■ WHAT YOU NEED TO DO ■
Would you retype all of these records exactly?

■ Excerpt from a dataset ■
☆ ☆ ☆ ☆ ☆ ☆ ☆

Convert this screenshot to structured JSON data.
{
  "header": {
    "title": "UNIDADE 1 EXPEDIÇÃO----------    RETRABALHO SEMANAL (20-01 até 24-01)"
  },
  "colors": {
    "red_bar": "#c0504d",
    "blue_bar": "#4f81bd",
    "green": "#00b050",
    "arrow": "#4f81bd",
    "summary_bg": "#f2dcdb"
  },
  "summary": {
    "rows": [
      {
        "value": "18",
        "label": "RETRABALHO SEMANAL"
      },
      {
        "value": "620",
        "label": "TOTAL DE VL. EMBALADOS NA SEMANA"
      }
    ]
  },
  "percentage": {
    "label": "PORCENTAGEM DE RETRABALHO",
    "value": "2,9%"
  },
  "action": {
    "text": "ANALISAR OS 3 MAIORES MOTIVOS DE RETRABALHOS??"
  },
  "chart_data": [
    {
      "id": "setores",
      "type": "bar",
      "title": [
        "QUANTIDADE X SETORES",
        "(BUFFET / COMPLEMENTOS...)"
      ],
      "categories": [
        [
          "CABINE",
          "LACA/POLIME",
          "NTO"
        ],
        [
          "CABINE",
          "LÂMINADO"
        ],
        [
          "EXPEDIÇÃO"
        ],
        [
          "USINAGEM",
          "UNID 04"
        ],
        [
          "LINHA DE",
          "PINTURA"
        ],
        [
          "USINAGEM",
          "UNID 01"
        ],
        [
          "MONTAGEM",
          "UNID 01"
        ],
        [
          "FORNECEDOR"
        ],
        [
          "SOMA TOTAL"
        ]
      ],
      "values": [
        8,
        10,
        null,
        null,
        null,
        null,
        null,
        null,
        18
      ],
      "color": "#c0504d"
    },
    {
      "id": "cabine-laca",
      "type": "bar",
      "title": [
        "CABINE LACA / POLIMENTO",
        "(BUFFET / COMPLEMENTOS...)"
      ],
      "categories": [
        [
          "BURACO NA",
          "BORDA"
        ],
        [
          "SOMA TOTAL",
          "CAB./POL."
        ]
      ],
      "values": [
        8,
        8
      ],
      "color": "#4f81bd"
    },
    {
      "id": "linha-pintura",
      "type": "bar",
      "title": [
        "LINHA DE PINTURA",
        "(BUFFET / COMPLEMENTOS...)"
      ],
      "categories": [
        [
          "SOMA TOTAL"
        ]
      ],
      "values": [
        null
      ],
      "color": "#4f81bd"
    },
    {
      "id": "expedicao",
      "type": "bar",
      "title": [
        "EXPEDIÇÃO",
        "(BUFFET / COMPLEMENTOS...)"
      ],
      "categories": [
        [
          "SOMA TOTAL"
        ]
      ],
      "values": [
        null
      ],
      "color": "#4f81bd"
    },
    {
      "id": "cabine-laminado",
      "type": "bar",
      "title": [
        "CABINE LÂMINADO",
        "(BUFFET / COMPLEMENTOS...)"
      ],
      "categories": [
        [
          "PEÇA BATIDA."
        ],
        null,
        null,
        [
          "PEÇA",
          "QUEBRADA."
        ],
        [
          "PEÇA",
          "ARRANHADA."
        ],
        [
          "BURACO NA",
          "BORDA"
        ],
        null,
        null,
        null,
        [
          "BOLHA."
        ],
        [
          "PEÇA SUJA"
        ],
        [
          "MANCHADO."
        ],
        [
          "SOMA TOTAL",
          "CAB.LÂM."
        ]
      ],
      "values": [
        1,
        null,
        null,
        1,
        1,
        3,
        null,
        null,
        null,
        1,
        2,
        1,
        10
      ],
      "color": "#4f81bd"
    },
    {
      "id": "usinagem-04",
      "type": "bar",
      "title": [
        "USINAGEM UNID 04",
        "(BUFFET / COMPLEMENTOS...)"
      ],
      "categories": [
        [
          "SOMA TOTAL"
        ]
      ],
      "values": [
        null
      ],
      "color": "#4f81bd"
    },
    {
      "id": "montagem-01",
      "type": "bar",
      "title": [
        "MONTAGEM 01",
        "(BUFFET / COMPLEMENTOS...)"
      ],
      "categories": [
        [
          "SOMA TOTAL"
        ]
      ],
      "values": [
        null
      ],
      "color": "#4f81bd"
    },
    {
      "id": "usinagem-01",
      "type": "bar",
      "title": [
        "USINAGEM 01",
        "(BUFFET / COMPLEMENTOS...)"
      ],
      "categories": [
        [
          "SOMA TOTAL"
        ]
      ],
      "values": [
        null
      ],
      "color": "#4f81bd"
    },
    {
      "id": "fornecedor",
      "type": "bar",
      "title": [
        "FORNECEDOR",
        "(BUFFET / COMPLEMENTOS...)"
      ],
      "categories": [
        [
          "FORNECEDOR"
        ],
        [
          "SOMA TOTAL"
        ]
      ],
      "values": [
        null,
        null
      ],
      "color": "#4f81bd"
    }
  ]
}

☆ ☆ ☆ ☆ ☆ ☆ ☆

■ TASK ANSWER ■
Convert this screenshot to structured JSON data.
{
  "header": {
    "title": "UNIDADE 1 EXPEDIÇÃO----------    RETRABALHO SEMANAL (20-01 até 24-01)"
  },
  "colors": {
    "red_bar": "#c0504d",
    "blue_bar": "#4f81bd",
    "green": "#00b050",
    "arrow": "#4f81bd",
    "summary_bg": "#f2dcdb"
  },
  "summary": {
    "rows": [
      {
        "value": "18",
        "label": "RETRABALHO SEMANAL"
      },
      {
        "value": "620",
        "label": "TOTAL DE VL. EMBALADOS NA SEMANA"
      }
    ]
  },
  "percentage": {
    "label": "PORCENTAGEM DE RETRABALHO",
    "value": "2,9%"
  },
  "action": {
    "text": "ANALISAR OS 3 MAIORES MOTIVOS DE RETRABALHOS??"
  },
  "chart_data": [
    {
      "id": "setores",
      "type": "bar",
      "title": [
        "QUANTIDADE X SETORES",
        "(BUFFET / COMPLEMENTOS...)"
      ],
      "categories": [
        [
          "CABINE",
          "LACA/POLIME",
          "NTO"
        ],
        [
          "CABINE",
          "LÂMINADO"
        ],
        [
          "EXPEDIÇÃO"
        ],
        [
          "USINAGEM",
          "UNID 04"
        ],
        [
          "LINHA DE",
          "PINTURA"
        ],
        [
          "USINAGEM",
          "UNID 01"
        ],
        [
          "MONTAGEM",
          "UNID 01"
        ],
        [
          "FORNECEDOR"
        ],
        [
          "SOMA TOTAL"
        ]
      ],
      "values": [
        8,
        10,
        null,
        null,
        null,
        null,
        null,
        null,
        18
      ],
      "color": "#c0504d"
    },
    {
      "id": "cabine-laca",
      "type": "bar",
      "title": [
        "CABINE LACA / POLIMENTO",
        "(BUFFET / COMPLEMENTOS...)"
      ],
      "categories": [
        [
          "BURACO NA",
          "BORDA"
        ],
        [
          "SOMA TOTAL",
          "CAB./POL."
        ]
      ],
      "values": [
        8,
        8
      ],
      "color": "#4f81bd"
    },
    {
      "id": "linha-pintura",
      "type": "bar",
      "title": [
        "LINHA DE PINTURA",
        "(BUFFET / COMPLEMENTOS...)"
      ],
      "categories": [
        [
          "SOMA TOTAL"
        ]
      ],
      "values": [
        null
      ],
      "color": "#4f81bd"
    },
    {
      "id": "expedicao",
      "type": "bar",
      "title": [
        "EXPEDIÇÃO",
        "(BUFFET / COMPLEMENTOS...)"
      ],
      "categories": [
        [
          "SOMA TOTAL"
        ]
      ],
      "values": [
        null
      ],
      "color": "#4f81bd"
    },
    {
      "id": "cabine-laminado",
      "type": "bar",
      "title": [
        "CABINE LÂMINADO",
        "(BUFFET / COMPLEMENTOS...)"
      ],
      "categories": [
        [
          "PEÇA BATIDA."
        ],
        null,
        null,
        [
          "PEÇA",
          "QUEBRADA."
        ],
        [
          "PEÇA",
          "ARRANHADA."
        ],
        [
          "BURACO NA",
          "BORDA"
        ],
        null,
        null,
        null,
        [
          "BOLHA."
        ],
        [
          "PEÇA SUJA"
        ],
        [
          "MANCHADO."
        ],
        [
          "SOMA TOTAL",
          "CAB.LÂM."
        ]
      ],
      "values": [
        1,
        null,
        null,
        1,
        1,
        3,
        null,
        null,
        null,
        1,
        2,
        1,
        10
      ],
      "color": "#4f81bd"
    },
    {
      "id": "usinagem-04",
      "type": "bar",
      "title": [
        "USINAGEM UNID 04",
        "(BUFFET / COMPLEMENTOS...)"
      ],
      "categories": [
        [
          "SOMA TOTAL"
        ]
      ],
      "values": [
        null
      ],
      "color": "#4f81bd"
    },
    {
      "id": "montagem-01",
      "type": "bar",
      "title": [
        "MONTAGEM 01",
        "(BUFFET / COMPLEMENTOS...)"
      ],
      "categories": [
        [
          "SOMA TOTAL"
        ]
      ],
      "values": [
        null
      ],
      "color": "#4f81bd"
    },
    {
      "id": "usinagem-01",
      "type": "bar",
      "title": [
        "USINAGEM 01",
        "(BUFFET / COMPLEMENTOS...)"
      ],
      "categories": [
        [
          "SOMA TOTAL"
        ]
      ],
      "values": [
        null
      ],
      "color": "#4f81bd"
    },
    {
      "id": "fornecedor",
      "type": "bar",
      "title": [
        "FORNECEDOR",
        "(BUFFET / COMPLEMENTOS...)"
      ],
      "categories": [
        [
          "FORNECEDOR"
        ],
        [
          "SOMA TOTAL"
        ]
      ],
      "values": [
        null,
        null
      ],
      "color": "#4f81bd"
    }
  ]
}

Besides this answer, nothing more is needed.